> [WRITTEN TASK] Show every line where "Post" occurs.

> [DATA TO USE]

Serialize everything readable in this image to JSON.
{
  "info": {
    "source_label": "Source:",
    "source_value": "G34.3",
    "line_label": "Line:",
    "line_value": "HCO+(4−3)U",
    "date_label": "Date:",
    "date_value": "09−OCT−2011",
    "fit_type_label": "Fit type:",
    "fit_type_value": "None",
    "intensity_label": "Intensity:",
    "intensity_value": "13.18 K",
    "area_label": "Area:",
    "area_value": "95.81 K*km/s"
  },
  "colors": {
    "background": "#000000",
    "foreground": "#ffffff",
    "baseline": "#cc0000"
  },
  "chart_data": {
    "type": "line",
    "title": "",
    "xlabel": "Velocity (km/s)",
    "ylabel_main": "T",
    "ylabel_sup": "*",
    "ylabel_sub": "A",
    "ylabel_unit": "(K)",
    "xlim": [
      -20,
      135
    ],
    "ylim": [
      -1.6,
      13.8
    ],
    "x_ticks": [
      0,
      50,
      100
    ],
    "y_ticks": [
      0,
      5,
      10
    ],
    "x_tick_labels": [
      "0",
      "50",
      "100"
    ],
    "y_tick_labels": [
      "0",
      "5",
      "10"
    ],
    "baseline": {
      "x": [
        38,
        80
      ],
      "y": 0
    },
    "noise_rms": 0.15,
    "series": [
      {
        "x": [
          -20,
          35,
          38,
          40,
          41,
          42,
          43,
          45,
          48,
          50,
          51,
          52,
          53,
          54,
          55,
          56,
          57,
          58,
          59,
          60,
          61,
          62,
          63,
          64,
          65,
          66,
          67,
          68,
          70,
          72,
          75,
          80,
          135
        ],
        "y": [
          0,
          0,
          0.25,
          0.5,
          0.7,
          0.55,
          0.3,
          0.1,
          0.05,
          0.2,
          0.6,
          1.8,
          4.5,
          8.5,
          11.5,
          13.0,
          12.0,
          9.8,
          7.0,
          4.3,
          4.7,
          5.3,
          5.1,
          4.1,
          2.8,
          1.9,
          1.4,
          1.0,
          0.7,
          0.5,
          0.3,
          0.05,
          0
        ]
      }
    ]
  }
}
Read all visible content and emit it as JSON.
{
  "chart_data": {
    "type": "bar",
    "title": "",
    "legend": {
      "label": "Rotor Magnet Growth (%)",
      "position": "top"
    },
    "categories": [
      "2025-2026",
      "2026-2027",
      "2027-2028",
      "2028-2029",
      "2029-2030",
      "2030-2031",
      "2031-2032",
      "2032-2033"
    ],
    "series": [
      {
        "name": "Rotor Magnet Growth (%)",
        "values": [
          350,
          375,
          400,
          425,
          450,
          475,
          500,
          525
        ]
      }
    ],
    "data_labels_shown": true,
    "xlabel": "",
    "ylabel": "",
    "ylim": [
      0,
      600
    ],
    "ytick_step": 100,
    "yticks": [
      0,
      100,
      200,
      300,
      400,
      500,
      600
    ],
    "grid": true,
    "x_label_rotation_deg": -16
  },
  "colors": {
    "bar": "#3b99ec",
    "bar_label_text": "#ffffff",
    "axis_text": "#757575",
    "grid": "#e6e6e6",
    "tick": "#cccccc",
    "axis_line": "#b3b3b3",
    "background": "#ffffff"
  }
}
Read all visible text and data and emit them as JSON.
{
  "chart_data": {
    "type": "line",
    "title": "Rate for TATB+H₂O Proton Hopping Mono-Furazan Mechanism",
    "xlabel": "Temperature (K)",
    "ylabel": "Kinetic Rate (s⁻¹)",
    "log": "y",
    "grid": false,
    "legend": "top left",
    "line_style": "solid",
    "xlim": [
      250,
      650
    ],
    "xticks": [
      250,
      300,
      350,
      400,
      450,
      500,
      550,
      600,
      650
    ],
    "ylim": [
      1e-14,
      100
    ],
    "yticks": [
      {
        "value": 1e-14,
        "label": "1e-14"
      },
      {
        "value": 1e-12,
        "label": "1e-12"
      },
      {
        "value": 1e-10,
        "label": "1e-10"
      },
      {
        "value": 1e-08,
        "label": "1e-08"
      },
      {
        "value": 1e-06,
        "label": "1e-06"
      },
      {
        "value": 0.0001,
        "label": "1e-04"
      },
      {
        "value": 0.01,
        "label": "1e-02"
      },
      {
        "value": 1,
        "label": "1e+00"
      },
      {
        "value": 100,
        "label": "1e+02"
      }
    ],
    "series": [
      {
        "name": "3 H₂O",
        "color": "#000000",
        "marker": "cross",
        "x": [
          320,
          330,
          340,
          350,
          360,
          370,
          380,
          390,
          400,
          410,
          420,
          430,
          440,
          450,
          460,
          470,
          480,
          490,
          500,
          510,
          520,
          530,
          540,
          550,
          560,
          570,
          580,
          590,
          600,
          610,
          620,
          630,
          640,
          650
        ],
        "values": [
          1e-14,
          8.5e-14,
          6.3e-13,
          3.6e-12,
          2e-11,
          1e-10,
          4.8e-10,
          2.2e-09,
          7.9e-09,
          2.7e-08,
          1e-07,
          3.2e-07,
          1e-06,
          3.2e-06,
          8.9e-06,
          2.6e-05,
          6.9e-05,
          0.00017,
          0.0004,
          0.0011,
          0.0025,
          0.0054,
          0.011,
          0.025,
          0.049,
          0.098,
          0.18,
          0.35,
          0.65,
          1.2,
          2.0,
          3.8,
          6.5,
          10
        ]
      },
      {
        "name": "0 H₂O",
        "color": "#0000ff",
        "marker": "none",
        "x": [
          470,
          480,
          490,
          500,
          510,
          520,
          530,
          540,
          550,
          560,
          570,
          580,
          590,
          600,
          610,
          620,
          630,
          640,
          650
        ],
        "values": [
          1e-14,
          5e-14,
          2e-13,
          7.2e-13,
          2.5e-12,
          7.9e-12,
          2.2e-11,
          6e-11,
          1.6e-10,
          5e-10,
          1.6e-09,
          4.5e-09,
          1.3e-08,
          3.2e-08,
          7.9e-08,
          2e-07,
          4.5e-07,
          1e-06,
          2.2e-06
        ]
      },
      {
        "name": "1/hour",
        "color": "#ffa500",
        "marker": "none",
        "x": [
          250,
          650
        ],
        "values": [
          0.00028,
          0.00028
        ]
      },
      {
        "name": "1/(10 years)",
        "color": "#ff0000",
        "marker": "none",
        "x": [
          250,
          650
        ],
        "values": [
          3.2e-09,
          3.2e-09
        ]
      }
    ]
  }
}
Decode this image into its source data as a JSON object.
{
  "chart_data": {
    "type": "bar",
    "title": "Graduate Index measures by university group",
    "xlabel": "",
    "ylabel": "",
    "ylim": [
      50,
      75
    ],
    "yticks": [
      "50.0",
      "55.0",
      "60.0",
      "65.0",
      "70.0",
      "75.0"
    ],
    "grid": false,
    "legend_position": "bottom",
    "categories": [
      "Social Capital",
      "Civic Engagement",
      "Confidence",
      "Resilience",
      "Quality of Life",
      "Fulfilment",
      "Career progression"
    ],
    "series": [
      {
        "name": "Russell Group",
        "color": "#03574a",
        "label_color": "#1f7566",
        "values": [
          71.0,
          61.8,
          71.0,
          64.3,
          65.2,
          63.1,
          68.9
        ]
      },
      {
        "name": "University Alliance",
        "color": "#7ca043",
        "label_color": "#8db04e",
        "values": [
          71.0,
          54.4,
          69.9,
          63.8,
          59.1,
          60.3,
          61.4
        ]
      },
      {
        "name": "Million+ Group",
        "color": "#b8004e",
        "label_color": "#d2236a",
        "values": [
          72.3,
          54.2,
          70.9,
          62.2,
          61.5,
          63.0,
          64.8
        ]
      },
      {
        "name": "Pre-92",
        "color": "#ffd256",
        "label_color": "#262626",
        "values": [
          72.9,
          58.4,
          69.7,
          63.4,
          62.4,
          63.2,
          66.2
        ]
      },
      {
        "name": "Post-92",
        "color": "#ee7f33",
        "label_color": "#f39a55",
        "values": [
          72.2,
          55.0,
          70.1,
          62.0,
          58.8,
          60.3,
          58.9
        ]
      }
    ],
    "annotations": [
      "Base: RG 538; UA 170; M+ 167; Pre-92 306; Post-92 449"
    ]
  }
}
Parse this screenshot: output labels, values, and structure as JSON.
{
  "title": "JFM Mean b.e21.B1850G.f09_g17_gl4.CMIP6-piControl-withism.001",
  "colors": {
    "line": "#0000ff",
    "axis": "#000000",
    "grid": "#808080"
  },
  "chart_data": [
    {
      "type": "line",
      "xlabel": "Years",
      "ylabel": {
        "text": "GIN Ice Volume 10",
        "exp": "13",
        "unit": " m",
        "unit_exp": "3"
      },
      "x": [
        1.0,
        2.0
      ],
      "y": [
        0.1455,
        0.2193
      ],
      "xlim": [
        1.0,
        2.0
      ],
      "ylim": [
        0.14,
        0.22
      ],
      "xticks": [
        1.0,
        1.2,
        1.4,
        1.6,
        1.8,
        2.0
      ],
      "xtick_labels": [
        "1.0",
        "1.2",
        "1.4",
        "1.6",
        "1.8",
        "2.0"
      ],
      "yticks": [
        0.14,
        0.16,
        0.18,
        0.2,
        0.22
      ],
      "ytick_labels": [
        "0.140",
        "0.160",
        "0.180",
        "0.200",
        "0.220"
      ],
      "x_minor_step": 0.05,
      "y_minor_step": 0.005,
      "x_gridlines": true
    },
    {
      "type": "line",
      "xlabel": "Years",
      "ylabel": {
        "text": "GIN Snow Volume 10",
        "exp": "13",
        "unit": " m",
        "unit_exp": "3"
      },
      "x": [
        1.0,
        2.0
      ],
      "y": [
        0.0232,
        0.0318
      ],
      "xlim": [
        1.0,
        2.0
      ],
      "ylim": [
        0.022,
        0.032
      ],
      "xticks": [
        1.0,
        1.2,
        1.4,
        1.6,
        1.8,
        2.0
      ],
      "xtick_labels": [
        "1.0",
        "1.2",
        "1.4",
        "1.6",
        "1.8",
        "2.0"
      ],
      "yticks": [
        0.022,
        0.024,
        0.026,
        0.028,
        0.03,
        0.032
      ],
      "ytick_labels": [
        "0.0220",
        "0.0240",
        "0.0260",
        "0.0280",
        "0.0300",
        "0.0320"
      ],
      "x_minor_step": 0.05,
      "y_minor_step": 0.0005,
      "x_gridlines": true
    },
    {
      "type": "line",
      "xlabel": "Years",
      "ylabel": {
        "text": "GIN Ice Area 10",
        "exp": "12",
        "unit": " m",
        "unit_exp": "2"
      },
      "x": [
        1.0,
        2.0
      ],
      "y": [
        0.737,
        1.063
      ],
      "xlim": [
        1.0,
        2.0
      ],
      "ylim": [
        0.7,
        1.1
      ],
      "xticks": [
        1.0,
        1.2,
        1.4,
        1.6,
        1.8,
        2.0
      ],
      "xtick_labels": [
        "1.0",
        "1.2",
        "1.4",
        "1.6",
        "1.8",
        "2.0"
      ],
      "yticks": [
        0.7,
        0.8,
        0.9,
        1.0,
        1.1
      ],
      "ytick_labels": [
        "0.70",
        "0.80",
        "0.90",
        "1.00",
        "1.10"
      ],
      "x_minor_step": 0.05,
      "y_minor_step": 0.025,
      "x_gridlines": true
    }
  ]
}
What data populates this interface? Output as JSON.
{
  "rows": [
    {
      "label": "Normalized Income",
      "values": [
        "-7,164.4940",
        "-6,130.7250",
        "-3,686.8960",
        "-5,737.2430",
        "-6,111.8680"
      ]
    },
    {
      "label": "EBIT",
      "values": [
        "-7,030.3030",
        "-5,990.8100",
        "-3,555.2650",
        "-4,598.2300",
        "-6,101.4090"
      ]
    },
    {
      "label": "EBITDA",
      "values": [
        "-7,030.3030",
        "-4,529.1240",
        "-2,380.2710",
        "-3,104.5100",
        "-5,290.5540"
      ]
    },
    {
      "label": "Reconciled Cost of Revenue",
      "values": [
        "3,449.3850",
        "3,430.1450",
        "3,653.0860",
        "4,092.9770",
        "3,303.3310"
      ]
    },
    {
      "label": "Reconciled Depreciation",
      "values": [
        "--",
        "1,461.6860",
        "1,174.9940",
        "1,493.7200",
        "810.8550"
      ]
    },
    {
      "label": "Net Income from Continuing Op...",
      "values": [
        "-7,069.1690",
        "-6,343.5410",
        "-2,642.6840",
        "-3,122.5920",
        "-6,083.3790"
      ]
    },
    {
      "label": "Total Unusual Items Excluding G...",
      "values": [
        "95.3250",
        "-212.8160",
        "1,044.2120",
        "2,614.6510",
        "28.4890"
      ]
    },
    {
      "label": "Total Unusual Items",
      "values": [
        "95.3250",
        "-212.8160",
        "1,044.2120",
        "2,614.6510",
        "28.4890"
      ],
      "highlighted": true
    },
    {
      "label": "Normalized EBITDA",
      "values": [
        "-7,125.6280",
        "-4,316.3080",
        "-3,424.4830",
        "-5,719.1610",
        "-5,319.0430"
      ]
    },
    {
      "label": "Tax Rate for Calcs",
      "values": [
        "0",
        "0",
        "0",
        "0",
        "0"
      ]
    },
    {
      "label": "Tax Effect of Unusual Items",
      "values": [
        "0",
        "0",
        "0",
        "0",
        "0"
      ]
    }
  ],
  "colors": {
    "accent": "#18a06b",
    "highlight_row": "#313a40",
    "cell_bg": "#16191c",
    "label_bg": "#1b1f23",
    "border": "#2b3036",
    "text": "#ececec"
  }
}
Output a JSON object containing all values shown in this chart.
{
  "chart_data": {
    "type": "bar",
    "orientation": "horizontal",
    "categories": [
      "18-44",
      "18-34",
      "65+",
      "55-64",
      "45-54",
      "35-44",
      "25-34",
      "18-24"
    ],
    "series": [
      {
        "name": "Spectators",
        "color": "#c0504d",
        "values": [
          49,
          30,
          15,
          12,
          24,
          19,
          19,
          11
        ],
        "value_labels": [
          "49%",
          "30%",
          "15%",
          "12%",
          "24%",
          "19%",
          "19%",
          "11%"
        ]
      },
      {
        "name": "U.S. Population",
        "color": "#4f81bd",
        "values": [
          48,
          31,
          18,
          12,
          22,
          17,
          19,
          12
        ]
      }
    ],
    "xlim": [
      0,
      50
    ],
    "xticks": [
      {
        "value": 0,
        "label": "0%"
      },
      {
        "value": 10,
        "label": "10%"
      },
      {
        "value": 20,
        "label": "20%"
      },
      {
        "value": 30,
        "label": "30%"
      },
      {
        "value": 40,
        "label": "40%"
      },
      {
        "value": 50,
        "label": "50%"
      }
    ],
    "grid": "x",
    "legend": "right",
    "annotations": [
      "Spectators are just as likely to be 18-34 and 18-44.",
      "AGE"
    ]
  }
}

> [RESULT FOR THIS TASK]
        "name": "Post-92",
      "Base: RG 538; UA 170; M+ 167; Pre-92 306; Post-92 449"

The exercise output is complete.